### [ROWS]
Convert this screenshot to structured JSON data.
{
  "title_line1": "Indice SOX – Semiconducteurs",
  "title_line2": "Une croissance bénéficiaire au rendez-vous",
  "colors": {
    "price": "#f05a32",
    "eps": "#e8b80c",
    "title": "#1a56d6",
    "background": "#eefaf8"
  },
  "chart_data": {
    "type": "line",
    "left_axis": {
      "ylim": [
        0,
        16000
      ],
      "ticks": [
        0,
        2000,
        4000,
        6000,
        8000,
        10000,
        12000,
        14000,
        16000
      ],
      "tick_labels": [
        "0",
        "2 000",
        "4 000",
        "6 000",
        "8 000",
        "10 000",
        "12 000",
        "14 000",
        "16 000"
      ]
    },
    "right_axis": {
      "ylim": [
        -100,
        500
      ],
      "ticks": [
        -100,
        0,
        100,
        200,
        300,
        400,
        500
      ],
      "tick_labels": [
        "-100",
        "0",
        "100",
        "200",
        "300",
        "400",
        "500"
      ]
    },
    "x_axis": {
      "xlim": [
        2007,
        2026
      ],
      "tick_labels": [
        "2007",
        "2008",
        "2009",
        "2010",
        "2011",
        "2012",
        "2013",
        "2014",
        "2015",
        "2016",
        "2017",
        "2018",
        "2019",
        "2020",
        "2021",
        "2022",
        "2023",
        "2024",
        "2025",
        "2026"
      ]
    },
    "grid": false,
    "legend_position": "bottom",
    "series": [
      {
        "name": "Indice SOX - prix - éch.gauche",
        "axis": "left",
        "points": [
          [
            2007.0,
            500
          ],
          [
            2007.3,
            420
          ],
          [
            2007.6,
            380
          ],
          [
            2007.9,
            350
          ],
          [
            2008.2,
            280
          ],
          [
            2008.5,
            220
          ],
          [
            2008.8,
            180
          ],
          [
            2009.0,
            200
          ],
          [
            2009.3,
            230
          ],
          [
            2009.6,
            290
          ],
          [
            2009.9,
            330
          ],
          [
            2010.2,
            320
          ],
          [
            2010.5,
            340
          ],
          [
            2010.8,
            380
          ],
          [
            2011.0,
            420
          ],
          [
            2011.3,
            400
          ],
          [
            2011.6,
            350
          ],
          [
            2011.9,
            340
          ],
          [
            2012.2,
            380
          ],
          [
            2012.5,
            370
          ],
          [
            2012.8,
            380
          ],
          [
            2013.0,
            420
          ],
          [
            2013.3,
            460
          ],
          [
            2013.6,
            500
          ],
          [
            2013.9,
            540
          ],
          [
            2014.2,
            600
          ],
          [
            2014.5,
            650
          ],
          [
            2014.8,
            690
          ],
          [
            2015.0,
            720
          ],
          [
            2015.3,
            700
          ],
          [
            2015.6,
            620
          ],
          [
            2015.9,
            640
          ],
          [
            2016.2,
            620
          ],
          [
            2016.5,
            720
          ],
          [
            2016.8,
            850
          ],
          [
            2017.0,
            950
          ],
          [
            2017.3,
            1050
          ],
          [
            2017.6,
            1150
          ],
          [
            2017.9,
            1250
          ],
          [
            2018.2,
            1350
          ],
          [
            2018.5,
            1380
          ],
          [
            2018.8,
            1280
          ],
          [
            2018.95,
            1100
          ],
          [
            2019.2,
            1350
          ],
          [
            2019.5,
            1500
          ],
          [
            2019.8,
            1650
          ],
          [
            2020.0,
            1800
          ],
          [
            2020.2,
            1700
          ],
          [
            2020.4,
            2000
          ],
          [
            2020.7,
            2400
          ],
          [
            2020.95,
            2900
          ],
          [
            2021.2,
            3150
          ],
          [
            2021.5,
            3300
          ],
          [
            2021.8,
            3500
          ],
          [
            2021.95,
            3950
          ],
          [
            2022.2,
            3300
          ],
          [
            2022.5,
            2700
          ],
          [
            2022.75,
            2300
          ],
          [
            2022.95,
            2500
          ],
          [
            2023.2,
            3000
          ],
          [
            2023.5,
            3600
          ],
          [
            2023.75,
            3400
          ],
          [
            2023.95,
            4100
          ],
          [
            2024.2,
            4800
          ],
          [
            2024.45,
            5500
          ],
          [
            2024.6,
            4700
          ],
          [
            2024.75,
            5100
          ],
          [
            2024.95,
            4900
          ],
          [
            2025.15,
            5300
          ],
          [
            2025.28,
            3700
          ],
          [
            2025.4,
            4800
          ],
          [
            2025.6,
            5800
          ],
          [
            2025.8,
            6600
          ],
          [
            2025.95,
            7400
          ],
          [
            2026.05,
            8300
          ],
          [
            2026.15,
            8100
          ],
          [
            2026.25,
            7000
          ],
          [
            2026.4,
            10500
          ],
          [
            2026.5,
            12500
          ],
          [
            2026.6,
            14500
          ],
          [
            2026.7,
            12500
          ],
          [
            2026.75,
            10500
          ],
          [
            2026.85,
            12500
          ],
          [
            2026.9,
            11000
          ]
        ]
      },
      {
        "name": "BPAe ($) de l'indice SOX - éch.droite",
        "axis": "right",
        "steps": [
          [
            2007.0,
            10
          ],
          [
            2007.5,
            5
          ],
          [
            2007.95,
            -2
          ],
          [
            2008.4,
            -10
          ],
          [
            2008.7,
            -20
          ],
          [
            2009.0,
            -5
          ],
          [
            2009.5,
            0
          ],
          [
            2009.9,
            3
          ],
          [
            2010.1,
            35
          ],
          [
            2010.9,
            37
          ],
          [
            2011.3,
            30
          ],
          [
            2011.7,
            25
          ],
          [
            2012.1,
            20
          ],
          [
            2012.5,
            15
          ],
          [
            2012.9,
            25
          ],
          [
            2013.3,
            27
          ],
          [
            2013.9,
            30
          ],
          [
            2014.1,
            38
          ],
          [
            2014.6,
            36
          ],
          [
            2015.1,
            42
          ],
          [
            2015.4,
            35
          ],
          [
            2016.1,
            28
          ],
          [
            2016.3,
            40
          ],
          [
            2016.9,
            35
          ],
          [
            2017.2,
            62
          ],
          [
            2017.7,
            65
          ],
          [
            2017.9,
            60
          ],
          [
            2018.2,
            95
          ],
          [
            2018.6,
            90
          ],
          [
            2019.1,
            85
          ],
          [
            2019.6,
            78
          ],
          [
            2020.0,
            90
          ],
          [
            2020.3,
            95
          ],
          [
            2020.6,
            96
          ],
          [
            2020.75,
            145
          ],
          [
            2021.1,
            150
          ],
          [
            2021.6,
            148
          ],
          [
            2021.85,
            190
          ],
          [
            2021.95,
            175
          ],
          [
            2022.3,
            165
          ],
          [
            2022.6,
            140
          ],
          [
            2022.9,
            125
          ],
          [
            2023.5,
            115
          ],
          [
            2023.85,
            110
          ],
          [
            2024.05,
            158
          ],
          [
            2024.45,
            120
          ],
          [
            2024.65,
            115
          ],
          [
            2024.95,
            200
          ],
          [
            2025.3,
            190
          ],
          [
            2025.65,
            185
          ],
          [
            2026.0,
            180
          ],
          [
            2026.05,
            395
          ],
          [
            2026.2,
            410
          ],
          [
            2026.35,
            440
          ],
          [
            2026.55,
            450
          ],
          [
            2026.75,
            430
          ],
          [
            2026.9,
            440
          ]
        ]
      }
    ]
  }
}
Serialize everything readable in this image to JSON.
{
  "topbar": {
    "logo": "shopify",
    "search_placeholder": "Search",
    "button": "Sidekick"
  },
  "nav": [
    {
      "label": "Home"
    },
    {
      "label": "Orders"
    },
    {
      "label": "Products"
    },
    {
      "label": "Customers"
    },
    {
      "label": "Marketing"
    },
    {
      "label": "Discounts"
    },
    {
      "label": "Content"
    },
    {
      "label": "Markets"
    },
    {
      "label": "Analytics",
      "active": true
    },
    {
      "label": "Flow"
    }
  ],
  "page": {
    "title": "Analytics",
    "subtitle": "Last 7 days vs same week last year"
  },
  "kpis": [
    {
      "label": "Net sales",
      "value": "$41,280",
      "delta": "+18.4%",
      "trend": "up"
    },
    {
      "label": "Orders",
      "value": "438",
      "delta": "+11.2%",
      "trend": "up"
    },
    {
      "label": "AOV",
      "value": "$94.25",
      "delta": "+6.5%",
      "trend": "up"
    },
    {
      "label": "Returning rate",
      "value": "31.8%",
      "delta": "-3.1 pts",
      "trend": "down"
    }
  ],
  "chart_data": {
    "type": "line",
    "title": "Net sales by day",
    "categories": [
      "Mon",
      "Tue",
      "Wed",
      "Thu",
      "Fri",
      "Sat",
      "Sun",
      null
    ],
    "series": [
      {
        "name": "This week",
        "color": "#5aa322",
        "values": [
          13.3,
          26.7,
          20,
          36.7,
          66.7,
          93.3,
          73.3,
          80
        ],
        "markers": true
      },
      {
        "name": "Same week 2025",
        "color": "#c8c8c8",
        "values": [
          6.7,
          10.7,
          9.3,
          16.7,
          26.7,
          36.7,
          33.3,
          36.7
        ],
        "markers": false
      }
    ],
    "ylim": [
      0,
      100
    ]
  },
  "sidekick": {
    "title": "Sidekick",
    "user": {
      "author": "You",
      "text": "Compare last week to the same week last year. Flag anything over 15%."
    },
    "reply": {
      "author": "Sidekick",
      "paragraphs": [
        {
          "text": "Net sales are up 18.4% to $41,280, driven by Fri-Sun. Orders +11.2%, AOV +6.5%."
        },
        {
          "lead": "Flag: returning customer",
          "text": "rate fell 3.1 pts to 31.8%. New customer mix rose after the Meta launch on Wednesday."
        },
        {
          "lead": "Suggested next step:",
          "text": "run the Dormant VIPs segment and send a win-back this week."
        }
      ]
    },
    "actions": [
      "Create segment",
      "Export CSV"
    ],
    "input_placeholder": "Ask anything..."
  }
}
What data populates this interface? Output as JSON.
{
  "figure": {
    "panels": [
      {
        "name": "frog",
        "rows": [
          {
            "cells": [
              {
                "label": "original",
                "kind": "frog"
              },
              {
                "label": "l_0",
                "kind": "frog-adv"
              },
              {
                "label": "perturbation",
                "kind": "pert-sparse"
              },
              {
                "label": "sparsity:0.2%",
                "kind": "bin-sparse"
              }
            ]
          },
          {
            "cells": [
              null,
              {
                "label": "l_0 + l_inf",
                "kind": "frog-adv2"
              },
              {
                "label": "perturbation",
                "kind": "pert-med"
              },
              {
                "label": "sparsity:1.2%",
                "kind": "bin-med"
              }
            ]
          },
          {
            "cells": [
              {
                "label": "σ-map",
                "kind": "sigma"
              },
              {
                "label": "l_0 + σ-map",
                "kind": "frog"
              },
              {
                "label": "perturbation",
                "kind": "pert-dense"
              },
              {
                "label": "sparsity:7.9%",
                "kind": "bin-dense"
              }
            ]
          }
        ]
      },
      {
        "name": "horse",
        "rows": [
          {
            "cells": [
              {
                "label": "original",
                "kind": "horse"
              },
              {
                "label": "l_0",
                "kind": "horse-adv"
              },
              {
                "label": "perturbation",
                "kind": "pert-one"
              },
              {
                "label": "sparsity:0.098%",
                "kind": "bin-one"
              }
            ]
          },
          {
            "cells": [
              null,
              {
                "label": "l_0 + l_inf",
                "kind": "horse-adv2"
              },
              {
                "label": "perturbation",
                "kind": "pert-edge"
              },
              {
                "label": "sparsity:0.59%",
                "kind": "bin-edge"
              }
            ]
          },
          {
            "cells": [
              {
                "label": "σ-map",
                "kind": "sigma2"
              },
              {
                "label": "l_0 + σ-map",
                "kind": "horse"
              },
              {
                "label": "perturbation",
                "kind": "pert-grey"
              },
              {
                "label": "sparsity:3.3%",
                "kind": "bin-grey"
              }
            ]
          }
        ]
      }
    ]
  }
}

### [PROBLEM TO WORK ON]
How many lines in the listing contain "delta"? Answer with the number alone.

### [IN RESPONSE]
4